** begin PROVIDED ENTRIES **

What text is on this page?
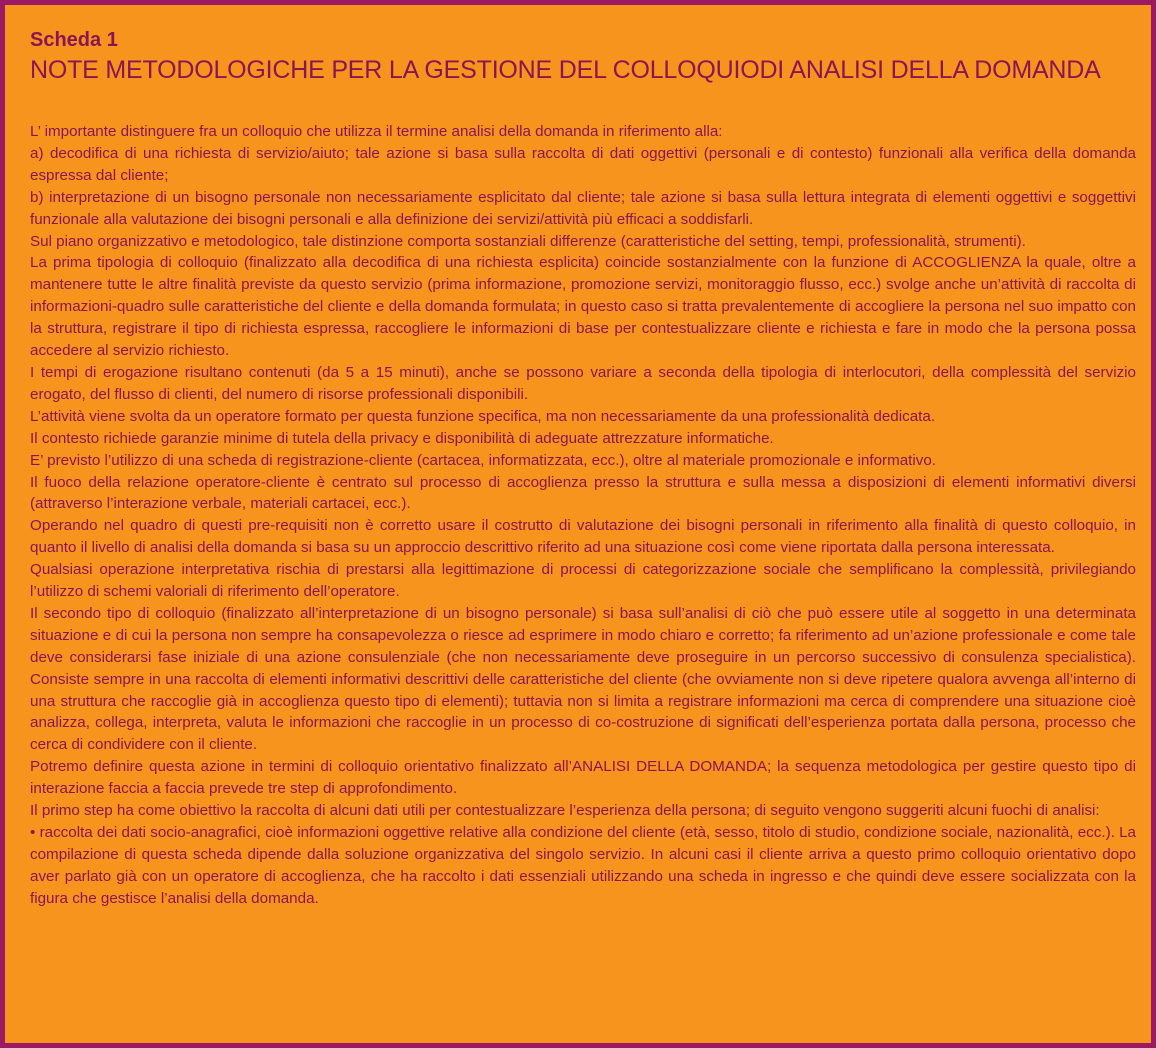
Scheda 1
NOTE METODOLOGICHE PER LA GESTIONE DEL COLLOQUIODI ANALISI DELLA DOMANDA

L’ importante distinguere fra un colloquio che utilizza il termine analisi della domanda in riferimento alla:

a) decodifica di una richiesta di servizio/aiuto; tale azione si basa sulla raccolta di dati oggettivi (personali e di contesto) funzionali alla verifica della domanda espressa dal cliente;

b) interpretazione di un bisogno personale non necessariamente esplicitato dal cliente; tale azione si basa sulla lettura integrata di elementi oggettivi e soggettivi funzionale alla valutazione dei bisogni personali e alla definizione dei servizi/attività più efficaci a soddisfarli.

Sul piano organizzativo e metodologico, tale distinzione comporta sostanziali differenze (caratteristiche del setting, tempi, professionalità, strumenti).

La prima tipologia di colloquio (finalizzato alla decodifica di una richiesta esplicita) coincide sostanzialmente con la funzione di ACCOGLIENZA la quale, oltre a mantenere tutte le altre finalità previste da questo servizio (prima informazione, promozione servizi, monitoraggio flusso, ecc.) svolge anche un’attività di raccolta di informazioni-quadro sulle caratteristiche del cliente e della domanda formulata; in questo caso si tratta prevalentemente di accogliere la persona nel suo impatto con la struttura, registrare il tipo di richiesta espressa, raccogliere le informazioni di base per contestualizzare cliente e richiesta e fare in modo che la persona possa accedere al servizio richiesto.

I tempi di erogazione risultano contenuti (da 5 a 15 minuti), anche se possono variare a seconda della tipologia di interlocutori, della complessità del servizio erogato, del flusso di clienti, del numero di risorse professionali disponibili.

L’attività viene svolta da un operatore formato per questa funzione specifica, ma non necessariamente da una professionalità dedicata.

Il contesto richiede garanzie minime di tutela della privacy e disponibilità di adeguate attrezzature informatiche.

E’ previsto l’utilizzo di una scheda di registrazione-cliente (cartacea, informatizzata, ecc.), oltre al materiale promozionale e informativo.

Il fuoco della relazione operatore-cliente è centrato sul processo di accoglienza presso la struttura e sulla messa a disposizioni di elementi informativi diversi (attraverso l’interazione verbale, materiali cartacei, ecc.).

Operando nel quadro di questi pre-requisiti non è corretto usare il costrutto di valutazione dei bisogni personali in riferimento alla finalità di questo colloquio, in quanto il livello di analisi della domanda si basa su un approccio descrittivo riferito ad una situazione così come viene riportata dalla persona interessata.

Qualsiasi operazione interpretativa rischia di prestarsi alla legittimazione di processi di categorizzazione sociale che semplificano la complessità, privilegiando l’utilizzo di schemi valoriali di riferimento dell’operatore.

Il secondo tipo di colloquio (finalizzato all’interpretazione di un bisogno personale) si basa sull’analisi di ciò che può essere utile al soggetto in una determinata situazione e di cui la persona non sempre ha consapevolezza o riesce ad esprimere in modo chiaro e corretto; fa riferimento ad un’azione professionale e come tale deve considerarsi fase iniziale di una azione consulenziale (che non necessariamente deve proseguire in un percorso successivo di consulenza specialistica). Consiste sempre in una raccolta di elementi informativi descrittivi delle caratteristiche del cliente (che ovviamente non si deve ripetere qualora avvenga all’interno di una struttura che raccoglie già in accoglienza questo tipo di elementi); tuttavia non si limita a registrare informazioni ma cerca di comprendere una situazione cioè analizza, collega, interpreta, valuta le informazioni che raccoglie in un processo di co-costruzione di significati dell’esperienza portata dalla persona, processo che cerca di condividere con il cliente.

Potremo definire questa azione in termini di colloquio orientativo finalizzato all’ANALISI DELLA DOMANDA; la sequenza metodologica per gestire questo tipo di interazione faccia a faccia prevede tre step di approfondimento.

Il primo step ha come obiettivo la raccolta di alcuni dati utili per contestualizzare l’esperienza della persona; di seguito vengono suggeriti alcuni fuochi di analisi:

• raccolta dei dati socio-anagrafici, cioè informazioni oggettive relative alla condizione del cliente (età, sesso, titolo di studio, condizione sociale, nazionalità, ecc.). La compilazione di questa scheda dipende dalla soluzione organizzativa del singolo servizio. In alcuni casi il cliente arriva a questo primo colloquio orientativo dopo aver parlato già con un operatore di accoglienza, che ha raccolto i dati essenziali utilizzando una scheda in ingresso e che quindi deve essere socializzata con la figura che gestisce l’analisi della domanda.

** end PROVIDED ENTRIES **

Pick out the lines above containing the word "professionalità", then copy them.

Sul piano organizzativo e metodologico, tale distinzione comporta sostanziali differenze (caratteristiche del setting, tempi, professionalità, strumenti).
L’attività viene svolta da un operatore formato per questa funzione specifica, ma non necessariamente da una professionalità dedicata.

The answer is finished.